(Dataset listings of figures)
** BEGIN **

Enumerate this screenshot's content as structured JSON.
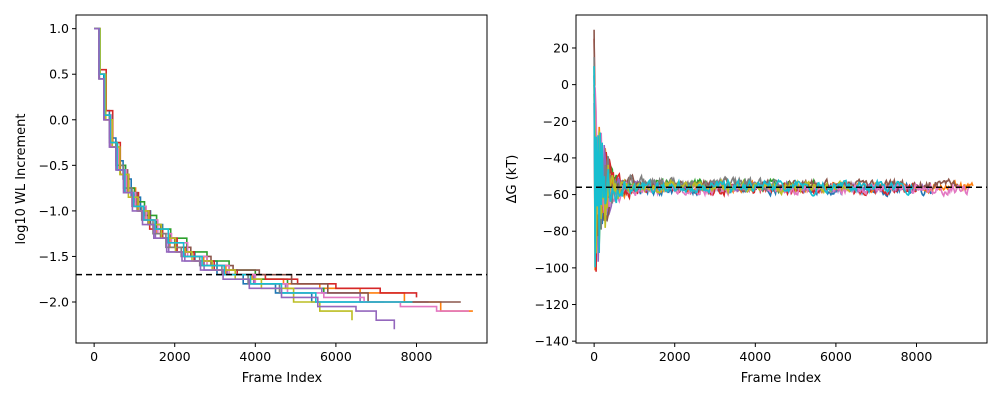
{
  "figure": {
    "background": "#ffffff"
  },
  "palette": [
    "#1f77b4",
    "#ff7f0e",
    "#2ca02c",
    "#d62728",
    "#9467bd",
    "#8c564b",
    "#e377c2",
    "#7f7f7f",
    "#bcbd22",
    "#17becf"
  ],
  "chart_data": [
    {
      "type": "line",
      "title": "",
      "xlabel": "Frame Index",
      "ylabel": "log10 WL Increment",
      "xlim": [
        -450,
        9750
      ],
      "ylim": [
        -2.45,
        1.15
      ],
      "xticks": [
        0,
        2000,
        4000,
        6000,
        8000
      ],
      "yticks": [
        1.0,
        0.5,
        0.0,
        -0.5,
        -1.0,
        -1.5,
        -2.0
      ],
      "ytick_labels": [
        "1.0",
        "0.5",
        "0.0",
        "−0.5",
        "−1.0",
        "−1.5",
        "−2.0"
      ],
      "reference_line": {
        "y": -1.7,
        "style": "dashed",
        "color": "#000000"
      },
      "series": [
        {
          "color": "#1f77b4",
          "x": [
            0,
            120,
            240,
            380,
            540,
            720,
            920,
            1150,
            1400,
            1700,
            2050,
            2500,
            3050,
            3700,
            4500,
            5400,
            6300,
            7200
          ],
          "y": [
            1.0,
            0.5,
            0.1,
            -0.2,
            -0.45,
            -0.65,
            -0.85,
            -1.0,
            -1.15,
            -1.3,
            -1.45,
            -1.55,
            -1.7,
            -1.8,
            -1.9,
            -2.0,
            -2.0,
            -2.0
          ]
        },
        {
          "color": "#ff7f0e",
          "x": [
            0,
            140,
            270,
            420,
            600,
            800,
            1030,
            1280,
            1560,
            1880,
            2260,
            2720,
            3270,
            3920,
            4700,
            5600,
            6600,
            7700,
            8600,
            9400
          ],
          "y": [
            1.0,
            0.5,
            0.0,
            -0.3,
            -0.55,
            -0.75,
            -0.95,
            -1.1,
            -1.25,
            -1.4,
            -1.5,
            -1.6,
            -1.7,
            -1.75,
            -1.8,
            -1.85,
            -1.9,
            -2.0,
            -2.1,
            -2.1
          ]
        },
        {
          "color": "#2ca02c",
          "x": [
            0,
            130,
            260,
            410,
            580,
            780,
            1000,
            1250,
            1550,
            1900,
            2300,
            2800,
            3350,
            4000,
            4800,
            5700
          ],
          "y": [
            1.0,
            0.45,
            0.05,
            -0.25,
            -0.5,
            -0.75,
            -0.9,
            -1.05,
            -1.2,
            -1.3,
            -1.45,
            -1.55,
            -1.65,
            -1.75,
            -1.85,
            -1.9
          ]
        },
        {
          "color": "#d62728",
          "x": [
            0,
            150,
            300,
            460,
            650,
            860,
            1100,
            1380,
            1700,
            2060,
            2480,
            2980,
            3550,
            4250,
            5050,
            6000,
            7100,
            8000
          ],
          "y": [
            1.0,
            0.55,
            0.1,
            -0.25,
            -0.6,
            -0.8,
            -1.0,
            -1.2,
            -1.3,
            -1.45,
            -1.55,
            -1.65,
            -1.7,
            -1.75,
            -1.8,
            -1.85,
            -1.9,
            -1.95
          ]
        },
        {
          "color": "#9467bd",
          "x": [
            0,
            120,
            250,
            400,
            570,
            770,
            990,
            1240,
            1520,
            1850,
            2250,
            2730,
            3300,
            3960,
            4750,
            5650,
            6600,
            7500,
            8300
          ],
          "y": [
            1.0,
            0.45,
            0.0,
            -0.3,
            -0.55,
            -0.8,
            -0.95,
            -1.1,
            -1.3,
            -1.45,
            -1.55,
            -1.65,
            -1.7,
            -1.8,
            -1.85,
            -1.9,
            -2.0,
            -2.0,
            -2.0
          ]
        },
        {
          "color": "#8c564b",
          "x": [
            0,
            140,
            280,
            440,
            620,
            830,
            1070,
            1340,
            1650,
            2000,
            2400,
            2900,
            3450,
            4100,
            4900,
            5800,
            6800,
            7700,
            8500,
            9100
          ],
          "y": [
            1.0,
            0.5,
            0.05,
            -0.3,
            -0.55,
            -0.8,
            -1.0,
            -1.15,
            -1.3,
            -1.4,
            -1.5,
            -1.6,
            -1.65,
            -1.7,
            -1.8,
            -1.9,
            -2.0,
            -2.0,
            -2.0,
            -2.0
          ]
        },
        {
          "color": "#e377c2",
          "x": [
            0,
            130,
            270,
            420,
            600,
            800,
            1030,
            1290,
            1580,
            1920,
            2320,
            2800,
            3350,
            4000,
            4800,
            5700,
            6700,
            7600,
            8500,
            9300
          ],
          "y": [
            1.0,
            0.5,
            0.05,
            -0.3,
            -0.55,
            -0.8,
            -0.95,
            -1.1,
            -1.25,
            -1.35,
            -1.5,
            -1.6,
            -1.7,
            -1.8,
            -1.9,
            -1.95,
            -2.0,
            -2.05,
            -2.1,
            -2.1
          ]
        },
        {
          "color": "#7f7f7f",
          "x": [
            0,
            120,
            240,
            380,
            540,
            730,
            940,
            1180,
            1460,
            1780,
            2160,
            2620,
            3170,
            3820,
            4600
          ],
          "y": [
            1.0,
            0.45,
            0.05,
            -0.25,
            -0.5,
            -0.75,
            -0.95,
            -1.1,
            -1.25,
            -1.4,
            -1.5,
            -1.6,
            -1.7,
            -1.8,
            -1.9
          ]
        },
        {
          "color": "#bcbd22",
          "x": [
            0,
            150,
            290,
            450,
            640,
            850,
            1090,
            1360,
            1670,
            2020,
            2430,
            2930,
            3500,
            4150,
            4950,
            5600,
            6400
          ],
          "y": [
            1.0,
            0.5,
            0.0,
            -0.3,
            -0.6,
            -0.85,
            -1.0,
            -1.15,
            -1.3,
            -1.45,
            -1.55,
            -1.65,
            -1.75,
            -1.85,
            -2.0,
            -2.1,
            -2.2
          ]
        },
        {
          "color": "#17becf",
          "x": [
            0,
            130,
            260,
            400,
            570,
            760,
            980,
            1230,
            1510,
            1840,
            2220,
            2680,
            3230,
            3880,
            4650,
            5500,
            6400,
            7300,
            7900
          ],
          "y": [
            1.0,
            0.5,
            0.05,
            -0.25,
            -0.55,
            -0.8,
            -0.95,
            -1.1,
            -1.2,
            -1.35,
            -1.5,
            -1.6,
            -1.7,
            -1.8,
            -1.9,
            -2.0,
            -2.0,
            -2.0,
            -2.0
          ]
        },
        {
          "color": "#9467bd",
          "x": [
            0,
            120,
            240,
            380,
            540,
            730,
            950,
            1200,
            1480,
            1800,
            2180,
            2640,
            3200,
            3850,
            4650,
            5550,
            6500,
            7000,
            7450
          ],
          "y": [
            1.0,
            0.45,
            0.0,
            -0.3,
            -0.55,
            -0.8,
            -1.0,
            -1.15,
            -1.3,
            -1.45,
            -1.55,
            -1.65,
            -1.75,
            -1.85,
            -1.95,
            -2.05,
            -2.1,
            -2.2,
            -2.3
          ]
        }
      ]
    },
    {
      "type": "line",
      "title": "",
      "xlabel": "Frame Index",
      "ylabel": "ΔG (kT)",
      "xlim": [
        -450,
        9750
      ],
      "ylim": [
        -141,
        38
      ],
      "xticks": [
        0,
        2000,
        4000,
        6000,
        8000
      ],
      "yticks": [
        20,
        0,
        -20,
        -40,
        -60,
        -80,
        -100,
        -120,
        -140
      ],
      "ytick_labels": [
        "20",
        "0",
        "−20",
        "−40",
        "−60",
        "−80",
        "−100",
        "−120",
        "−140"
      ],
      "reference_line": {
        "y": -56,
        "style": "dashed",
        "color": "#000000"
      },
      "series": [
        {
          "color": "#1f77b4",
          "end": 8400,
          "start_val": 5,
          "mean": -57,
          "amp": 8
        },
        {
          "color": "#ff7f0e",
          "end": 9400,
          "start_val": 0,
          "mean": -56,
          "amp": 7
        },
        {
          "color": "#2ca02c",
          "end": 5700,
          "start_val": 10,
          "mean": -55,
          "amp": 8
        },
        {
          "color": "#d62728",
          "end": 8000,
          "start_val": 25,
          "mean": -57,
          "amp": 8
        },
        {
          "color": "#9467bd",
          "end": 8300,
          "start_val": -10,
          "mean": -56,
          "amp": 7
        },
        {
          "color": "#8c564b",
          "end": 9100,
          "start_val": 30,
          "mean": -55,
          "amp": 8
        },
        {
          "color": "#e377c2",
          "end": 9300,
          "start_val": 0,
          "mean": -57,
          "amp": 8
        },
        {
          "color": "#7f7f7f",
          "end": 4600,
          "start_val": 15,
          "mean": -54,
          "amp": 8
        },
        {
          "color": "#bcbd22",
          "end": 6400,
          "start_val": -5,
          "mean": -56,
          "amp": 8
        },
        {
          "color": "#17becf",
          "end": 7900,
          "start_val": 10,
          "mean": -56,
          "amp": 9
        }
      ]
    }
  ]
}
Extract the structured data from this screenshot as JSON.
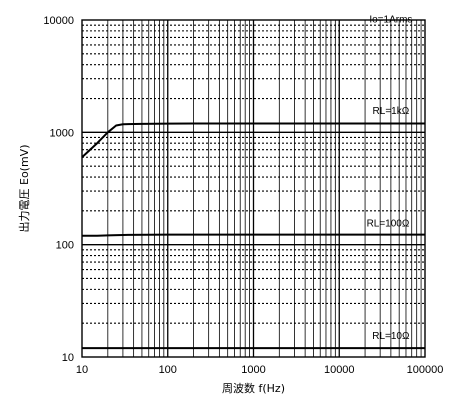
{
  "chart_data": {
    "type": "line",
    "xlabel": "周波数 f(Hz)",
    "ylabel": "出力電圧 Eo(mV)",
    "x_scale": "log",
    "y_scale": "log",
    "xlim": [
      10,
      100000
    ],
    "ylim": [
      10,
      10000
    ],
    "x_ticks": [
      {
        "value": 10,
        "label": "10"
      },
      {
        "value": 100,
        "label": "100"
      },
      {
        "value": 1000,
        "label": "1000"
      },
      {
        "value": 10000,
        "label": "10000"
      },
      {
        "value": 100000,
        "label": "100000"
      }
    ],
    "y_ticks": [
      {
        "value": 10,
        "label": "10"
      },
      {
        "value": 100,
        "label": "100"
      },
      {
        "value": 1000,
        "label": "1000"
      },
      {
        "value": 10000,
        "label": "10000"
      }
    ],
    "grid": true,
    "annotations": [
      {
        "text": "Io=1Arms",
        "x": 40000,
        "y": 9500
      },
      {
        "text": "RL=1kΩ",
        "x": 40000,
        "y": 1450
      },
      {
        "text": "RL=100Ω",
        "x": 37000,
        "y": 145
      },
      {
        "text": "RL=10Ω",
        "x": 40000,
        "y": 14.5
      }
    ],
    "series": [
      {
        "name": "RL=1kΩ",
        "x": [
          10,
          15,
          20,
          25,
          30,
          50,
          100,
          200,
          1000,
          10000,
          100000
        ],
        "y": [
          600,
          800,
          1000,
          1150,
          1180,
          1190,
          1195,
          1200,
          1200,
          1200,
          1200
        ]
      },
      {
        "name": "RL=100Ω",
        "x": [
          10,
          15,
          20,
          30,
          100,
          1000,
          10000,
          100000
        ],
        "y": [
          120,
          120,
          121,
          122,
          123,
          123,
          123,
          123
        ]
      },
      {
        "name": "RL=10Ω",
        "x": [
          10,
          100,
          1000,
          10000,
          100000
        ],
        "y": [
          12,
          12,
          12,
          12,
          12
        ]
      }
    ]
  }
}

** END **

For the listing above, identify each line bearing "text".

        "text": "Io=1Arms",
        "text": "RL=1kΩ",
        "text": "RL=100Ω",
        "text": "RL=10Ω",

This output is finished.